• _REQUEST_:
Wherever a line below holds the word "JSON", copy that line.

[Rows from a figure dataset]
%%
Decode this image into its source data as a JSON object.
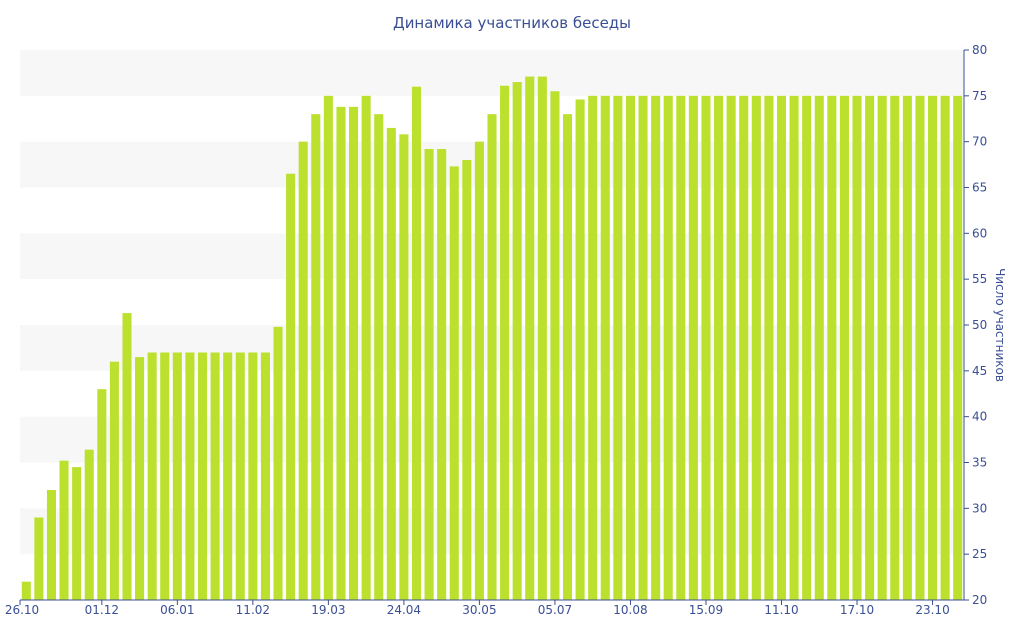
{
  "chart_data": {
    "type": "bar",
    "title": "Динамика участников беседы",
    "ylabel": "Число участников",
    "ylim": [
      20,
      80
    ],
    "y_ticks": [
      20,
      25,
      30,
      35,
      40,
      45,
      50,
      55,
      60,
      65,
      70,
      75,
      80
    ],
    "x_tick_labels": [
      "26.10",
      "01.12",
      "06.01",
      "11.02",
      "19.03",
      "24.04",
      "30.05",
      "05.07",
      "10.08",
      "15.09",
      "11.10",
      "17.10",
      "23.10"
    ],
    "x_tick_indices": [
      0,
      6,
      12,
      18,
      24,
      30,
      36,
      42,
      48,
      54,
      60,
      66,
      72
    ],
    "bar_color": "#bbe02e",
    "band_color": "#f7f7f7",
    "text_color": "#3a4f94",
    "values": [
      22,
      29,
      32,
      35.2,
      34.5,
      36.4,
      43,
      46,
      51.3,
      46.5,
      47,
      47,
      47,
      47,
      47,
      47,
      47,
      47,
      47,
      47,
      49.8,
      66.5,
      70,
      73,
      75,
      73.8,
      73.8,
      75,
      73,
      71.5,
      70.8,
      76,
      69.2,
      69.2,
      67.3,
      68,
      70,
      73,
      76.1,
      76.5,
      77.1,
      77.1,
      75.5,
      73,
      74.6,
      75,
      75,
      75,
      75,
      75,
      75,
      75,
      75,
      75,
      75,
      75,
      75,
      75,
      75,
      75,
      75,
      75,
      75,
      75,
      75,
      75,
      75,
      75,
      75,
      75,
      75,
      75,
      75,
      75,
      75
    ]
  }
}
%%
%%
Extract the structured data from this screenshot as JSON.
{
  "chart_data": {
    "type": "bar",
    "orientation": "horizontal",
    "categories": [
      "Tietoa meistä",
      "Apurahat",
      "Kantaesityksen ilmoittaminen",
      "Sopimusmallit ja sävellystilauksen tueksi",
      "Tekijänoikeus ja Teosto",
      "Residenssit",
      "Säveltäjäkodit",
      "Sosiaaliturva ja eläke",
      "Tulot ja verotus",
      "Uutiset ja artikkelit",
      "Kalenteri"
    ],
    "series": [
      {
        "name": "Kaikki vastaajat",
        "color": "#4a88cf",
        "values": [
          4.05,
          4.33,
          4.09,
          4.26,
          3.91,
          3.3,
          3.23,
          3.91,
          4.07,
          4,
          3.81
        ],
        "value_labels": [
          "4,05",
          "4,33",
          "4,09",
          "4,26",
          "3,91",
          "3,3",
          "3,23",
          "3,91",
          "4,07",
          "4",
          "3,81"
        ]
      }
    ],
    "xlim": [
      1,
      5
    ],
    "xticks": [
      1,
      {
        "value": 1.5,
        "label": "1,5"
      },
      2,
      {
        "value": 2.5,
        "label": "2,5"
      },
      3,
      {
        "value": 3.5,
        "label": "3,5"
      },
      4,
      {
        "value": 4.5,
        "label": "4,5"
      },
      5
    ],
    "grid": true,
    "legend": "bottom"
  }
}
%%
• _COMPLETE ANSWER_:
Decode this image into its source data as a JSON object.
Extract the structured data from this screenshot as JSON.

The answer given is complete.